• _Records for the exercise_
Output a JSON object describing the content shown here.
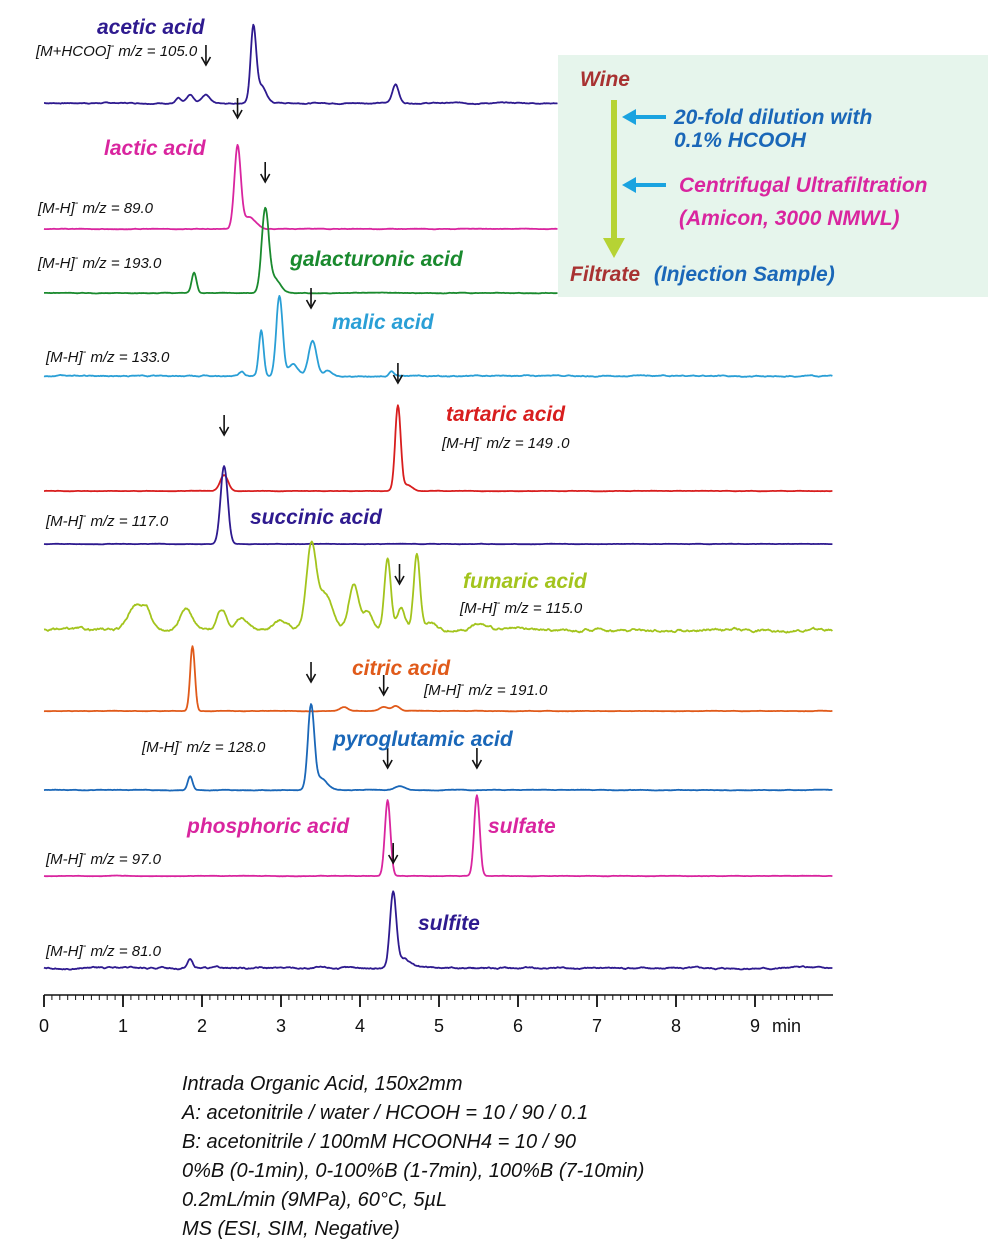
{
  "chart_data": {
    "type": "line",
    "xlabel": "min",
    "xlim": [
      0,
      10
    ],
    "x_ticks": [
      "0",
      "1",
      "2",
      "3",
      "4",
      "5",
      "6",
      "7",
      "8",
      "9"
    ],
    "series": [
      {
        "name": "acetic acid",
        "ion_prefix": "[M+HCOO]",
        "ion_suffix": " m/z = 105.0",
        "color": "#2e1a8f",
        "marker_time": 2.05,
        "noise": 0.6,
        "peaks": [
          [
            1.7,
            5,
            0.03
          ],
          [
            1.85,
            8,
            0.04
          ],
          [
            2.05,
            9,
            0.05
          ],
          [
            2.65,
            78,
            0.035
          ],
          [
            2.75,
            18,
            0.06
          ],
          [
            4.45,
            20,
            0.04
          ]
        ]
      },
      {
        "name": "lactic acid",
        "ion_prefix": "[M-H]",
        "ion_suffix": " m/z = 89.0",
        "color": "#d9259f",
        "marker_time": 2.45,
        "noise": 0.3,
        "peaks": [
          [
            2.45,
            82,
            0.04
          ],
          [
            2.6,
            12,
            0.08
          ]
        ]
      },
      {
        "name": "galacturonic acid",
        "ion_prefix": "[M-H]",
        "ion_suffix": " m/z = 193.0",
        "color": "#1a8a2e",
        "marker_time": 2.8,
        "noise": 0.3,
        "peaks": [
          [
            1.9,
            20,
            0.03
          ],
          [
            2.8,
            82,
            0.045
          ],
          [
            2.92,
            14,
            0.07
          ]
        ]
      },
      {
        "name": "malic acid",
        "ion_prefix": "[M-H]",
        "ion_suffix": " m/z = 133.0",
        "color": "#2a9fd6",
        "marker_time": 3.38,
        "noise": 0.6,
        "peaks": [
          [
            2.5,
            4,
            0.03
          ],
          [
            2.75,
            46,
            0.03
          ],
          [
            2.98,
            80,
            0.04
          ],
          [
            3.15,
            12,
            0.06
          ],
          [
            3.4,
            35,
            0.05
          ],
          [
            3.6,
            5,
            0.05
          ],
          [
            4.4,
            5,
            0.03
          ]
        ]
      },
      {
        "name": "tartaric acid",
        "ion_prefix": "[M-H]",
        "ion_suffix": " m/z = 149 .0",
        "color": "#d81e1e",
        "marker_time": 4.48,
        "noise": 0.2,
        "peaks": [
          [
            2.28,
            16,
            0.05
          ],
          [
            4.48,
            85,
            0.035
          ],
          [
            4.6,
            6,
            0.06
          ]
        ]
      },
      {
        "name": "succinic acid",
        "ion_prefix": "[M-H]",
        "ion_suffix": " m/z = 117.0",
        "color": "#2e1a8f",
        "marker_time": 2.28,
        "noise": 0.2,
        "peaks": [
          [
            2.28,
            82,
            0.045
          ]
        ]
      },
      {
        "name": "fumaric acid",
        "ion_prefix": "[M-H]",
        "ion_suffix": " m/z = 115.0",
        "color": "#a3c41d",
        "marker_time": 4.5,
        "noise": 1.6,
        "peaks": [
          [
            1.15,
            25,
            0.08
          ],
          [
            1.3,
            20,
            0.06
          ],
          [
            1.8,
            22,
            0.08
          ],
          [
            2.25,
            20,
            0.06
          ],
          [
            2.5,
            12,
            0.08
          ],
          [
            3.0,
            10,
            0.1
          ],
          [
            3.38,
            80,
            0.06
          ],
          [
            3.55,
            35,
            0.1
          ],
          [
            3.92,
            45,
            0.06
          ],
          [
            4.1,
            18,
            0.06
          ],
          [
            4.35,
            72,
            0.04
          ],
          [
            4.52,
            22,
            0.05
          ],
          [
            4.72,
            75,
            0.04
          ],
          [
            4.9,
            8,
            0.06
          ],
          [
            5.5,
            6,
            0.1
          ]
        ]
      },
      {
        "name": "citric acid",
        "ion_prefix": "[M-H]",
        "ion_suffix": " m/z = 191.0",
        "color": "#e05a1a",
        "marker_time": 4.3,
        "noise": 0.2,
        "peaks": [
          [
            1.88,
            65,
            0.03
          ],
          [
            3.8,
            4,
            0.05
          ],
          [
            4.3,
            4,
            0.05
          ],
          [
            4.45,
            5,
            0.05
          ]
        ]
      },
      {
        "name": "pyroglutamic acid",
        "ion_prefix": "[M-H]",
        "ion_suffix": " m/z = 128.0",
        "color": "#1a67b8",
        "marker_time": 3.38,
        "noise": 0.3,
        "peaks": [
          [
            1.85,
            14,
            0.03
          ],
          [
            3.38,
            82,
            0.04
          ],
          [
            3.5,
            12,
            0.08
          ],
          [
            4.5,
            4,
            0.06
          ]
        ]
      },
      {
        "name": "phosphoric acid",
        "ion_prefix": "[M-H]",
        "ion_suffix": " m/z = 97.0",
        "color": "#d9259f",
        "marker_time": 4.35,
        "noise": 0.2,
        "peaks": [
          [
            4.35,
            80,
            0.035
          ],
          [
            5.48,
            85,
            0.035
          ]
        ]
      },
      {
        "name": "sulfate",
        "ion_prefix": "",
        "ion_suffix": "",
        "color": "#d9259f",
        "marker_time": 5.48,
        "noise": 0,
        "peaks": []
      },
      {
        "name": "sulfite",
        "ion_prefix": "[M-H]",
        "ion_suffix": " m/z = 81.0",
        "color": "#2e1a8f",
        "marker_time": 4.42,
        "noise": 1.0,
        "peaks": [
          [
            1.85,
            10,
            0.03
          ],
          [
            4.42,
            78,
            0.04
          ],
          [
            4.55,
            10,
            0.08
          ]
        ]
      }
    ],
    "flowchart": {
      "start": "Wine",
      "step1_line1": "20-fold dilution with",
      "step1_line2": "0.1% HCOOH",
      "step2_line1": "Centrifugal Ultrafiltration",
      "step2_line2": "(Amicon, 3000 NMWL)",
      "end": "Filtrate",
      "end_note": "(Injection Sample)",
      "colors": {
        "box": "#e6f5ec",
        "wine": "#a83232",
        "step1": "#1a67b8",
        "step2": "#d9259f",
        "arrow": "#b6d334",
        "pointer": "#1aa3e0"
      }
    },
    "conditions": [
      "Intrada Organic Acid, 150x2mm",
      "A: acetonitrile / water / HCOOH = 10 / 90 / 0.1",
      "B: acetonitrile / 100mM HCOONH4 = 10 / 90",
      "0%B (0-1min), 0-100%B (1-7min), 100%B (7-10min)",
      "0.2mL/min (9MPa), 60°C,  5µL",
      "MS (ESI, SIM, Negative)"
    ],
    "ion_charge": "-"
  }
}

• _Given task_
Reproduce every line exactly and omit all pictures.

• _Answer to the problem_
Output a JSON object describing the content shown here.
{
  "chart_data": {
    "type": "line",
    "xlabel": "min",
    "xlim": [
      0,
      10
    ],
    "x_ticks": [
      "0",
      "1",
      "2",
      "3",
      "4",
      "5",
      "6",
      "7",
      "8",
      "9"
    ],
    "series": [
      {
        "name": "acetic acid",
        "ion_prefix": "[M+HCOO]",
        "ion_suffix": " m/z = 105.0",
        "color": "#2e1a8f",
        "marker_time": 2.05,
        "noise": 0.6,
        "peaks": [
          [
            1.7,
            5,
            0.03
          ],
          [
            1.85,
            8,
            0.04
          ],
          [
            2.05,
            9,
            0.05
          ],
          [
            2.65,
            78,
            0.035
          ],
          [
            2.75,
            18,
            0.06
          ],
          [
            4.45,
            20,
            0.04
          ]
        ]
      },
      {
        "name": "lactic acid",
        "ion_prefix": "[M-H]",
        "ion_suffix": " m/z = 89.0",
        "color": "#d9259f",
        "marker_time": 2.45,
        "noise": 0.3,
        "peaks": [
          [
            2.45,
            82,
            0.04
          ],
          [
            2.6,
            12,
            0.08
          ]
        ]
      },
      {
        "name": "galacturonic acid",
        "ion_prefix": "[M-H]",
        "ion_suffix": " m/z = 193.0",
        "color": "#1a8a2e",
        "marker_time": 2.8,
        "noise": 0.3,
        "peaks": [
          [
            1.9,
            20,
            0.03
          ],
          [
            2.8,
            82,
            0.045
          ],
          [
            2.92,
            14,
            0.07
          ]
        ]
      },
      {
        "name": "malic acid",
        "ion_prefix": "[M-H]",
        "ion_suffix": " m/z = 133.0",
        "color": "#2a9fd6",
        "marker_time": 3.38,
        "noise": 0.6,
        "peaks": [
          [
            2.5,
            4,
            0.03
          ],
          [
            2.75,
            46,
            0.03
          ],
          [
            2.98,
            80,
            0.04
          ],
          [
            3.15,
            12,
            0.06
          ],
          [
            3.4,
            35,
            0.05
          ],
          [
            3.6,
            5,
            0.05
          ],
          [
            4.4,
            5,
            0.03
          ]
        ]
      },
      {
        "name": "tartaric acid",
        "ion_prefix": "[M-H]",
        "ion_suffix": " m/z = 149 .0",
        "color": "#d81e1e",
        "marker_time": 4.48,
        "noise": 0.2,
        "peaks": [
          [
            2.28,
            16,
            0.05
          ],
          [
            4.48,
            85,
            0.035
          ],
          [
            4.6,
            6,
            0.06
          ]
        ]
      },
      {
        "name": "succinic acid",
        "ion_prefix": "[M-H]",
        "ion_suffix": " m/z = 117.0",
        "color": "#2e1a8f",
        "marker_time": 2.28,
        "noise": 0.2,
        "peaks": [
          [
            2.28,
            82,
            0.045
          ]
        ]
      },
      {
        "name": "fumaric acid",
        "ion_prefix": "[M-H]",
        "ion_suffix": " m/z = 115.0",
        "color": "#a3c41d",
        "marker_time": 4.5,
        "noise": 1.6,
        "peaks": [
          [
            1.15,
            25,
            0.08
          ],
          [
            1.3,
            20,
            0.06
          ],
          [
            1.8,
            22,
            0.08
          ],
          [
            2.25,
            20,
            0.06
          ],
          [
            2.5,
            12,
            0.08
          ],
          [
            3.0,
            10,
            0.1
          ],
          [
            3.38,
            80,
            0.06
          ],
          [
            3.55,
            35,
            0.1
          ],
          [
            3.92,
            45,
            0.06
          ],
          [
            4.1,
            18,
            0.06
          ],
          [
            4.35,
            72,
            0.04
          ],
          [
            4.52,
            22,
            0.05
          ],
          [
            4.72,
            75,
            0.04
          ],
          [
            4.9,
            8,
            0.06
          ],
          [
            5.5,
            6,
            0.1
          ]
        ]
      },
      {
        "name": "citric acid",
        "ion_prefix": "[M-H]",
        "ion_suffix": " m/z = 191.0",
        "color": "#e05a1a",
        "marker_time": 4.3,
        "noise": 0.2,
        "peaks": [
          [
            1.88,
            65,
            0.03
          ],
          [
            3.8,
            4,
            0.05
          ],
          [
            4.3,
            4,
            0.05
          ],
          [
            4.45,
            5,
            0.05
          ]
        ]
      },
      {
        "name": "pyroglutamic acid",
        "ion_prefix": "[M-H]",
        "ion_suffix": " m/z = 128.0",
        "color": "#1a67b8",
        "marker_time": 3.38,
        "noise": 0.3,
        "peaks": [
          [
            1.85,
            14,
            0.03
          ],
          [
            3.38,
            82,
            0.04
          ],
          [
            3.5,
            12,
            0.08
          ],
          [
            4.5,
            4,
            0.06
          ]
        ]
      },
      {
        "name": "phosphoric acid",
        "ion_prefix": "[M-H]",
        "ion_suffix": " m/z = 97.0",
        "color": "#d9259f",
        "marker_time": 4.35,
        "noise": 0.2,
        "peaks": [
          [
            4.35,
            80,
            0.035
          ],
          [
            5.48,
            85,
            0.035
          ]
        ]
      },
      {
        "name": "sulfate",
        "ion_prefix": "",
        "ion_suffix": "",
        "color": "#d9259f",
        "marker_time": 5.48,
        "noise": 0,
        "peaks": []
      },
      {
        "name": "sulfite",
        "ion_prefix": "[M-H]",
        "ion_suffix": " m/z = 81.0",
        "color": "#2e1a8f",
        "marker_time": 4.42,
        "noise": 1.0,
        "peaks": [
          [
            1.85,
            10,
            0.03
          ],
          [
            4.42,
            78,
            0.04
          ],
          [
            4.55,
            10,
            0.08
          ]
        ]
      }
    ],
    "flowchart": {
      "start": "Wine",
      "step1_line1": "20-fold dilution with",
      "step1_line2": "0.1% HCOOH",
      "step2_line1": "Centrifugal Ultrafiltration",
      "step2_line2": "(Amicon, 3000 NMWL)",
      "end": "Filtrate",
      "end_note": "(Injection Sample)",
      "colors": {
        "box": "#e6f5ec",
        "wine": "#a83232",
        "step1": "#1a67b8",
        "step2": "#d9259f",
        "arrow": "#b6d334",
        "pointer": "#1aa3e0"
      }
    },
    "conditions": [
      "Intrada Organic Acid, 150x2mm",
      "A: acetonitrile / water / HCOOH = 10 / 90 / 0.1",
      "B: acetonitrile / 100mM HCOONH4 = 10 / 90",
      "0%B (0-1min), 0-100%B (1-7min), 100%B (7-10min)",
      "0.2mL/min (9MPa), 60°C,  5µL",
      "MS (ESI, SIM, Negative)"
    ],
    "ion_charge": "-"
  }
}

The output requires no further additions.